Given request>
Copy the records below exactly, leaving out every picture.

Data supplied>

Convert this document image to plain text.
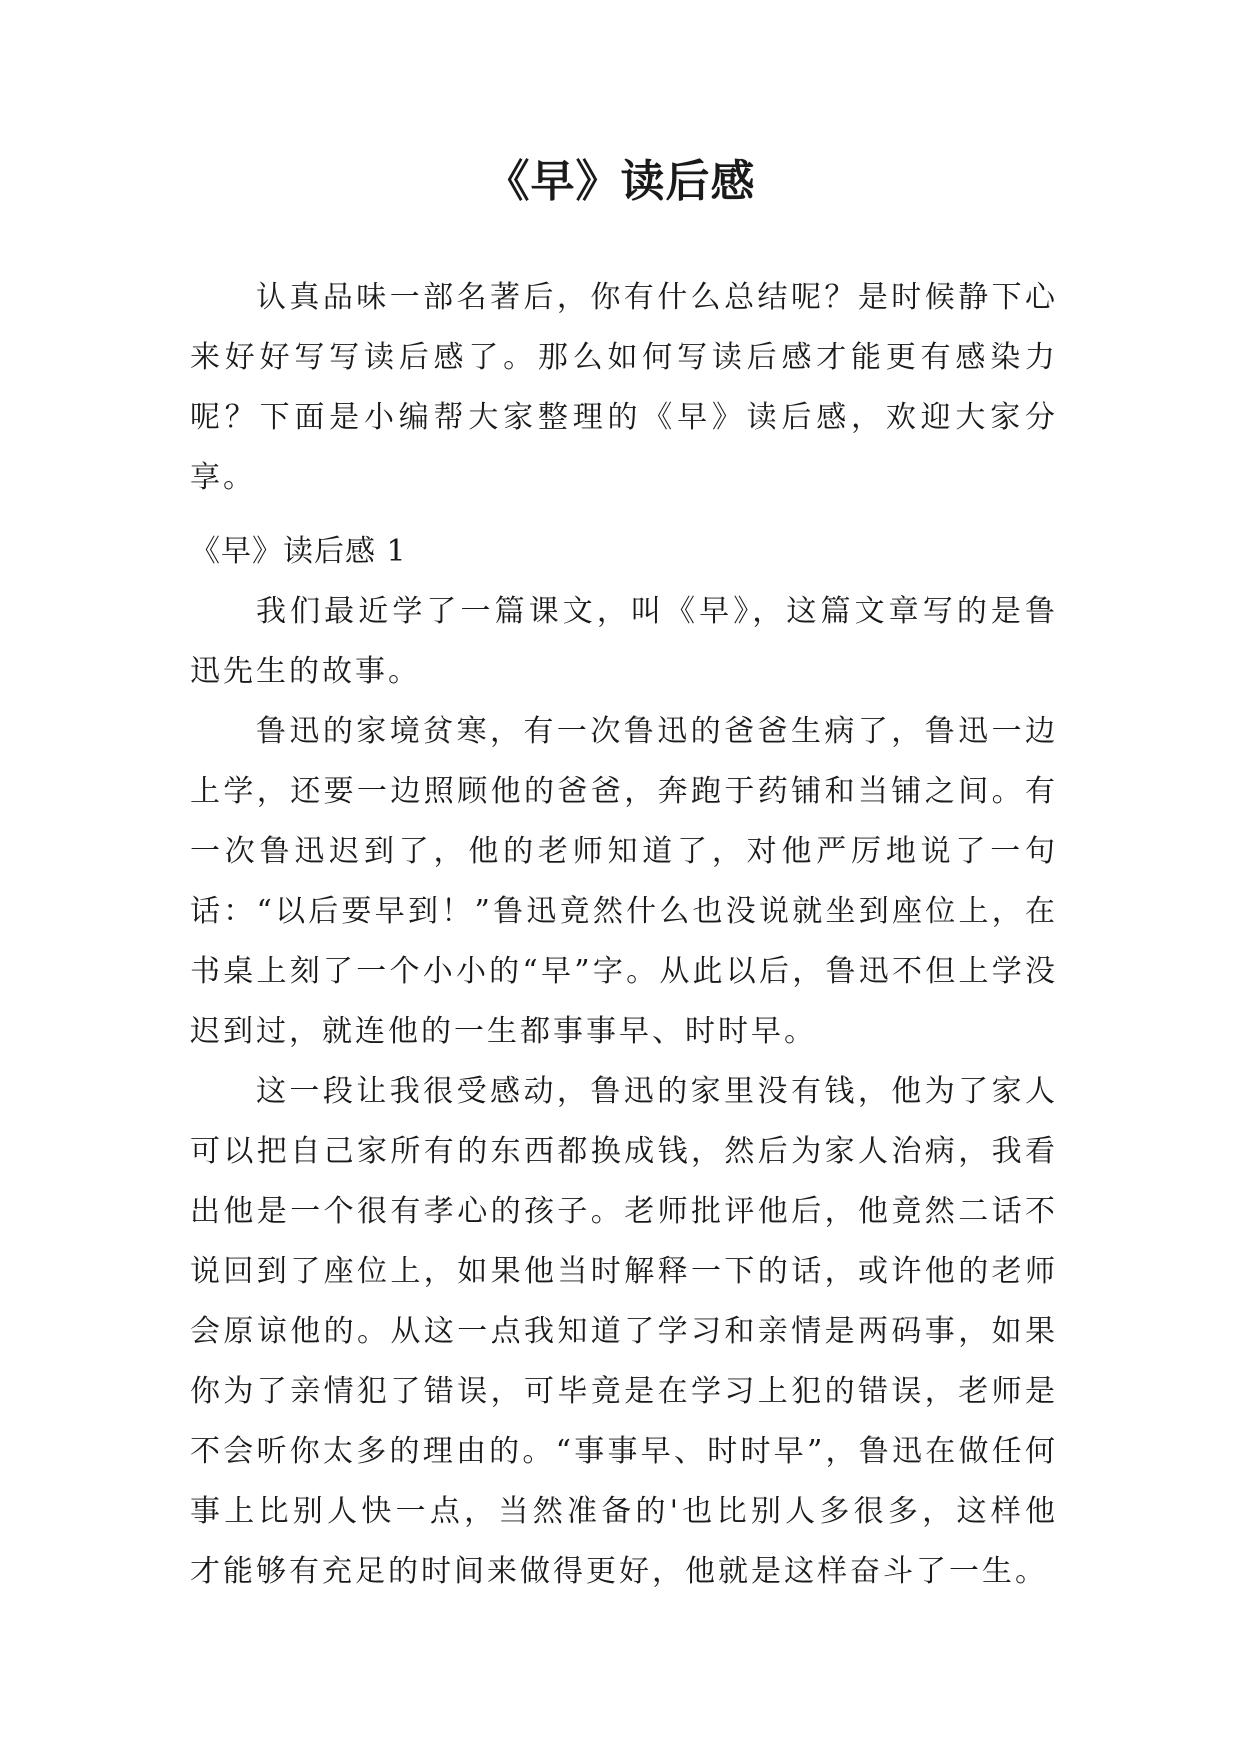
《早》读后感

认真品味一部名著后，你有什么总结呢？是时候静下心来好好写写读后感了。那么如何写读后感才能更有感染力呢？下面是小编帮大家整理的《早》读后感，欢迎大家分享。

《早》读后感 1

我们最近学了一篇课文，叫《早》，这篇文章写的是鲁迅先生的故事。

鲁迅的家境贫寒，有一次鲁迅的爸爸生病了，鲁迅一边上学，还要一边照顾他的爸爸，奔跑于药铺和当铺之间。有一次鲁迅迟到了，他的老师知道了，对他严厉地说了一句话：“以后要早到！”鲁迅竟然什么也没说就坐到座位上，在书桌上刻了一个小小的“早”字。从此以后，鲁迅不但上学没迟到过，就连他的一生都事事早、时时早。

这一段让我很受感动，鲁迅的家里没有钱，他为了家人可以把自己家所有的东西都换成钱，然后为家人治病，我看出他是一个很有孝心的孩子。老师批评他后，他竟然二话不说回到了座位上，如果他当时解释一下的话，或许他的老师会原谅他的。从这一点我知道了学习和亲情是两码事，如果你为了亲情犯了错误，可毕竟是在学习上犯的错误，老师是不会听你太多的理由的。“事事早、时时早”，鲁迅在做任何事上比别人快一点，当然准备的'也比别人多很多，这样他才能够有充足的时间来做得更好，他就是这样奋斗了一生。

Full response>
Convert this document image to plain text.
《早》读后感

认真品味一部名著后，你有什么总结呢？是时候静下心来好好写写读后感了。那么如何写读后感才能更有感染力呢？下面是小编帮大家整理的《早》读后感，欢迎大家分享。

《早》读后感 1

我们最近学了一篇课文，叫《早》，这篇文章写的是鲁迅先生的故事。

鲁迅的家境贫寒，有一次鲁迅的爸爸生病了，鲁迅一边上学，还要一边照顾他的爸爸，奔跑于药铺和当铺之间。有一次鲁迅迟到了，他的老师知道了，对他严厉地说了一句话：“以后要早到！”鲁迅竟然什么也没说就坐到座位上，在书桌上刻了一个小小的“早”字。从此以后，鲁迅不但上学没迟到过，就连他的一生都事事早、时时早。

这一段让我很受感动，鲁迅的家里没有钱，他为了家人可以把自己家所有的东西都换成钱，然后为家人治病，我看出他是一个很有孝心的孩子。老师批评他后，他竟然二话不说回到了座位上，如果他当时解释一下的话，或许他的老师会原谅他的。从这一点我知道了学习和亲情是两码事，如果你为了亲情犯了错误，可毕竟是在学习上犯的错误，老师是不会听你太多的理由的。“事事早、时时早”，鲁迅在做任何事上比别人快一点，当然准备的'也比别人多很多，这样他才能够有充足的时间来做得更好，他就是这样奋斗了一生。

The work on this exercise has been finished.